*WORK TO COMPLETE:* Give the lines from the line with "Find all labels, buttons, inputs, and" to the line with "divider — [23, 718, 677, 719]", both included, as a JSON list of strings with one string per line and no blank lines.

*EXTRACTED ENTRIES:*
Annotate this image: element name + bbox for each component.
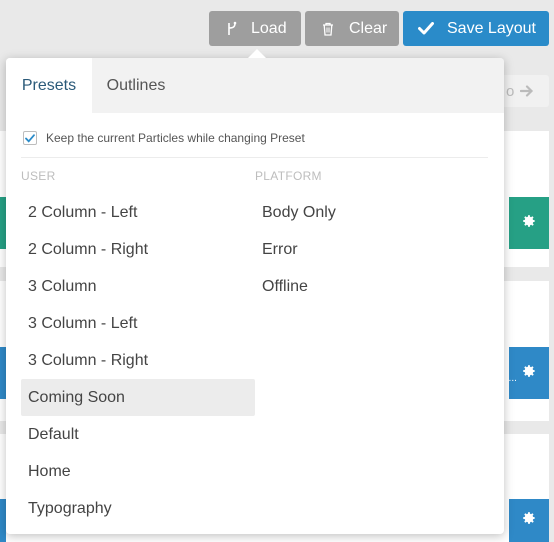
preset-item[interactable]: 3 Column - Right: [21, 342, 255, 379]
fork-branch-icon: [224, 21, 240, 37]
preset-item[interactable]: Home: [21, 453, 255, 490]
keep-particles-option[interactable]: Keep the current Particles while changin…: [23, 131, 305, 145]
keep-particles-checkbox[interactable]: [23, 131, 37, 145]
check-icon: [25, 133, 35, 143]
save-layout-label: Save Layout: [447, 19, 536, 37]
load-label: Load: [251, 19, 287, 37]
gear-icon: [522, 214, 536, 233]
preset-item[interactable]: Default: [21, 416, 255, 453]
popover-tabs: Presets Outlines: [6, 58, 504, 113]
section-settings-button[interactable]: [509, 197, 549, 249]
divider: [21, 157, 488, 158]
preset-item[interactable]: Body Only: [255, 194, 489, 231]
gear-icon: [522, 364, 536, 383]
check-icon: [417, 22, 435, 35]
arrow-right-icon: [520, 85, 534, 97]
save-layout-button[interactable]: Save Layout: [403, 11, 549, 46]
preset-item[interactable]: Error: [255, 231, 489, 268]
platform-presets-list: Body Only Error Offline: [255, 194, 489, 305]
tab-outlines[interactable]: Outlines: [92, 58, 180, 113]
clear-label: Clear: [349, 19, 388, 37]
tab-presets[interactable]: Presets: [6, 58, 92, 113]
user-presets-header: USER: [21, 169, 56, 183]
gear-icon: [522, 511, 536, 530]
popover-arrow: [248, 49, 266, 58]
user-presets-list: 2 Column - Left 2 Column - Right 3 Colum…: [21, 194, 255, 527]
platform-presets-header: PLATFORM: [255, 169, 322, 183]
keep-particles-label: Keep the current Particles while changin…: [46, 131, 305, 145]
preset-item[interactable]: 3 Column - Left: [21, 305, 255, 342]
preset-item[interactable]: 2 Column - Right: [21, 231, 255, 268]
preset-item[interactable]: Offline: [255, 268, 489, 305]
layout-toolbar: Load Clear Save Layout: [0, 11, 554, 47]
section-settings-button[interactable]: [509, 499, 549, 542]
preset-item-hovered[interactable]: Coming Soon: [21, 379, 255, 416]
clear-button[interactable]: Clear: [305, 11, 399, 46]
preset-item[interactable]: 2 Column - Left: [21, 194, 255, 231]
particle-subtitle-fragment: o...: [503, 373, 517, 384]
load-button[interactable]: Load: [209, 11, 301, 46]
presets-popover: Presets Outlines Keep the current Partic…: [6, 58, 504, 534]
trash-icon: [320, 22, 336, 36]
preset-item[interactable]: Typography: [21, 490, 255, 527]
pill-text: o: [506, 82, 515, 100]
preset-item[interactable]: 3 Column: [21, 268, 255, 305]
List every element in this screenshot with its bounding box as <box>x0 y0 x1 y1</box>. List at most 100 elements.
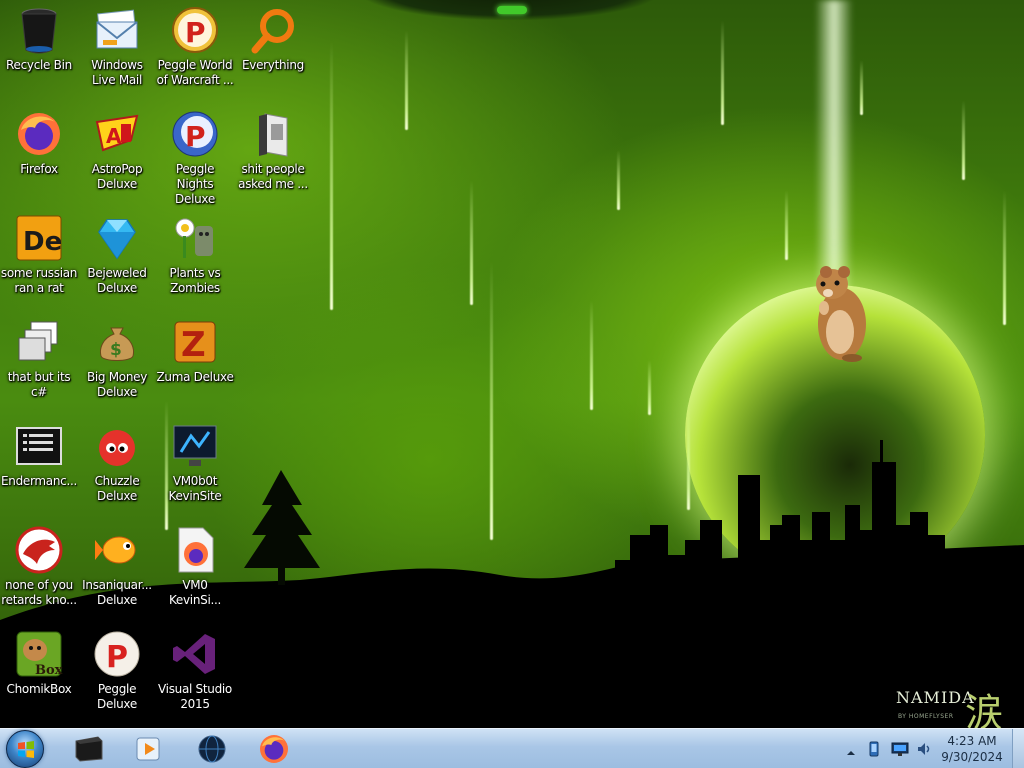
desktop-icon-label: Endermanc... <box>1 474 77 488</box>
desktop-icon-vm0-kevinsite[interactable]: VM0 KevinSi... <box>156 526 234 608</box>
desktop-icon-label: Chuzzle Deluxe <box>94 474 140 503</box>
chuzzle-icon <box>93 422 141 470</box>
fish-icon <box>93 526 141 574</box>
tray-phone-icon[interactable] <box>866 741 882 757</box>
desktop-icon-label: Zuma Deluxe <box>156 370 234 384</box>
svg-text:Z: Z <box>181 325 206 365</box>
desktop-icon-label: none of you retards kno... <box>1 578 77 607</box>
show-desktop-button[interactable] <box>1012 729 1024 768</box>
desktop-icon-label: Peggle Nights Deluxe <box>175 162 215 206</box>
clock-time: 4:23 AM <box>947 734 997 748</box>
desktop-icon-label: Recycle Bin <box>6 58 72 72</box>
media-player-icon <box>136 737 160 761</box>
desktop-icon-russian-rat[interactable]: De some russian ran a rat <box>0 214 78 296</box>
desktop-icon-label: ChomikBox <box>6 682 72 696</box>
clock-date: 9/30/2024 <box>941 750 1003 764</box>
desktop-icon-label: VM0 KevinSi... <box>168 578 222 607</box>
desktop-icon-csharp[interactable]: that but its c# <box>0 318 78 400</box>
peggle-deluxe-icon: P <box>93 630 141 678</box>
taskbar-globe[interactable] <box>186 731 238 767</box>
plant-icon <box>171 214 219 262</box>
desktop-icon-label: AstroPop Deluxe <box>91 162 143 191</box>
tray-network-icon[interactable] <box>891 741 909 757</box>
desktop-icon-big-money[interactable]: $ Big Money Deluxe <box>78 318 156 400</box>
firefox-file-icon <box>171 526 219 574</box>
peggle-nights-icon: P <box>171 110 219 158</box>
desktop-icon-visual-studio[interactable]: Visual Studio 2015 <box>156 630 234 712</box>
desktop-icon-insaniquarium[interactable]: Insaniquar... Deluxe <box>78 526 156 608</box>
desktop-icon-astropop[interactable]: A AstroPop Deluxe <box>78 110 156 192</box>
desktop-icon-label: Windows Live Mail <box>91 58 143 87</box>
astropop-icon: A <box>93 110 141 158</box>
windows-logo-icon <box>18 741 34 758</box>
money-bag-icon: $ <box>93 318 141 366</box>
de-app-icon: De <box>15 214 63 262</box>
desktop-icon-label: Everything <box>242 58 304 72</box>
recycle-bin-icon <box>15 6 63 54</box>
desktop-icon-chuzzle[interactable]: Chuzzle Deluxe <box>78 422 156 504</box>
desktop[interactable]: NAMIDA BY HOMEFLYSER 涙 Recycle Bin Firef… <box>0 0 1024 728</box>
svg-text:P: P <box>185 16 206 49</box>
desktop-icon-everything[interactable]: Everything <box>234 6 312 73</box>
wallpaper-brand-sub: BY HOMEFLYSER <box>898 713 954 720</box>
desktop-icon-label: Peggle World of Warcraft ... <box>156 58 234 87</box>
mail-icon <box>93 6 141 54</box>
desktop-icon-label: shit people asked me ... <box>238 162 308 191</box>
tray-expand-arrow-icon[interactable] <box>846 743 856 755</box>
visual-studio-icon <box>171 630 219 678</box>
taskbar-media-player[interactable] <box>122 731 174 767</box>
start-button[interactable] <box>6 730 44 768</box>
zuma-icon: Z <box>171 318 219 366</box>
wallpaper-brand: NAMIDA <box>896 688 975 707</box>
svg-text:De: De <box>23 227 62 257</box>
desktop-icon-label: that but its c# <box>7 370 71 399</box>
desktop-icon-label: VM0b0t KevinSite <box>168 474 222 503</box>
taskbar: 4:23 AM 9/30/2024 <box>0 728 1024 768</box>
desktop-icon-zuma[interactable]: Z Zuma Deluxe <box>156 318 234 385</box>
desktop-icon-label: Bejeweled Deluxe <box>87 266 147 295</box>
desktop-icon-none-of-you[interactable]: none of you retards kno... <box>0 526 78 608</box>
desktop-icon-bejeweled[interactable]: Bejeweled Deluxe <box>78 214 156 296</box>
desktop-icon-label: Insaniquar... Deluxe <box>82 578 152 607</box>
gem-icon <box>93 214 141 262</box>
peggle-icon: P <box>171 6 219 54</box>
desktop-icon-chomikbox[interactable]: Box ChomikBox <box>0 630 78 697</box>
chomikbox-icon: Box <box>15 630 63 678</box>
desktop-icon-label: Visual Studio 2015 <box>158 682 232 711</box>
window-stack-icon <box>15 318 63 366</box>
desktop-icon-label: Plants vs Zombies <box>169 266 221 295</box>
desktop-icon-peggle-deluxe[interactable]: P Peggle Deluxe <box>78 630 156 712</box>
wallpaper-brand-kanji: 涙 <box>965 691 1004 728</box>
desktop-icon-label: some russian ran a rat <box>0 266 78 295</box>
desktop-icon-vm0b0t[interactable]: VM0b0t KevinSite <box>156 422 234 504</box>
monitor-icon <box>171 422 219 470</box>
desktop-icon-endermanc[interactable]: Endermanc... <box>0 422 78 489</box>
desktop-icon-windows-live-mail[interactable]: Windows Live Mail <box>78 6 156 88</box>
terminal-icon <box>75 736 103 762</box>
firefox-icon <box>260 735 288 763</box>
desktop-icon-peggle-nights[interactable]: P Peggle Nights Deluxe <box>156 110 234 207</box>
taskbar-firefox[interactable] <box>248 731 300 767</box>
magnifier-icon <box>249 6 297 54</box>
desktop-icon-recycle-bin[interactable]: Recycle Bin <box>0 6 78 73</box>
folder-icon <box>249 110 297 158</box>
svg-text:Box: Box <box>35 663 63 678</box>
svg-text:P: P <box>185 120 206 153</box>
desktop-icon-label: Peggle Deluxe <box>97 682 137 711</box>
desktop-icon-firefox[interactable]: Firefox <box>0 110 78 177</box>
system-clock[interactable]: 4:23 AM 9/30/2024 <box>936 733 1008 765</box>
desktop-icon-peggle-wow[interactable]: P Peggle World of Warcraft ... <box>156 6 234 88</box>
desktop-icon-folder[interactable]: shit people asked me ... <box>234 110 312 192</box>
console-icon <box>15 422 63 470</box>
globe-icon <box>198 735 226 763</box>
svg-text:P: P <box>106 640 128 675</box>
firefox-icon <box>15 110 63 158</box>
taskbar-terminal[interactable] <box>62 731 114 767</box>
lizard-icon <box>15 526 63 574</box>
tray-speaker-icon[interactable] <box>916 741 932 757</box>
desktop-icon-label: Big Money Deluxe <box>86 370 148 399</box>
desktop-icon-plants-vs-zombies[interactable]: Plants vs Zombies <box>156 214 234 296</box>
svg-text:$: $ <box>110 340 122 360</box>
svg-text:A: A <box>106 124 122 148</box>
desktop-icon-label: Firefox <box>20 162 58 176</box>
* * *
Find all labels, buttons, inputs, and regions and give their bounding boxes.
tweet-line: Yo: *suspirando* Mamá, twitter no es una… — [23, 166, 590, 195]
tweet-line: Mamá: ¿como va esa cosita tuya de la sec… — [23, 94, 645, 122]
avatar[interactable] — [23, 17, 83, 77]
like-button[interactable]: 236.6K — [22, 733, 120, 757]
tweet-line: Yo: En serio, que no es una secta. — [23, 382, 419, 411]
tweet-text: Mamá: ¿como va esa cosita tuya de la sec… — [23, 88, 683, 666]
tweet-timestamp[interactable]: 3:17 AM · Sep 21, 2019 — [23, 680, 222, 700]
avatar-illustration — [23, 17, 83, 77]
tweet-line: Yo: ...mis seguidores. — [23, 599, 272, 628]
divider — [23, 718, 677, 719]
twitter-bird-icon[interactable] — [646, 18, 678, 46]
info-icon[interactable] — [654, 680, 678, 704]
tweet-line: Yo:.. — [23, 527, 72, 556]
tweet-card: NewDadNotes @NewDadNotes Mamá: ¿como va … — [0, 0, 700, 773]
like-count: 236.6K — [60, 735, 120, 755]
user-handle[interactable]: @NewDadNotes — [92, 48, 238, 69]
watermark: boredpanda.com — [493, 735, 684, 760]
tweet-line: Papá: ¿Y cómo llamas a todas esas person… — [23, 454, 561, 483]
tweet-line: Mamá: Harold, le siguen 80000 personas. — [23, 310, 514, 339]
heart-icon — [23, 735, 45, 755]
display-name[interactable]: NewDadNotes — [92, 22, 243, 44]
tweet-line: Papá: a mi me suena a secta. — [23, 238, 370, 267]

*EXERCISE SOLUTION:*
[
  "Find all labels, buttons, inputs, and regions and give their bounding boxes.",
  "tweet-line: Yo: *suspirando* Mamá, twitter no es una… — [23, 166, 590, 195]",
  "tweet-line: Mamá: ¿como va esa cosita tuya de la sec… — [23, 94, 645, 122]",
  "avatar[interactable] — [23, 17, 83, 77]",
  "like-button[interactable]: 236.6K — [22, 733, 120, 757]",
  "tweet-line: Yo: En serio, que no es una secta. — [23, 382, 419, 411]",
  "tweet-text: Mamá: ¿como va esa cosita tuya de la sec… — [23, 88, 683, 666]",
  "tweet-timestamp[interactable]: 3:17 AM · Sep 21, 2019 — [23, 680, 222, 700]",
  "avatar-illustration — [23, 17, 83, 77]",
  "tweet-line: Yo: ...mis seguidores. — [23, 599, 272, 628]",
  "divider — [23, 718, 677, 719]"
]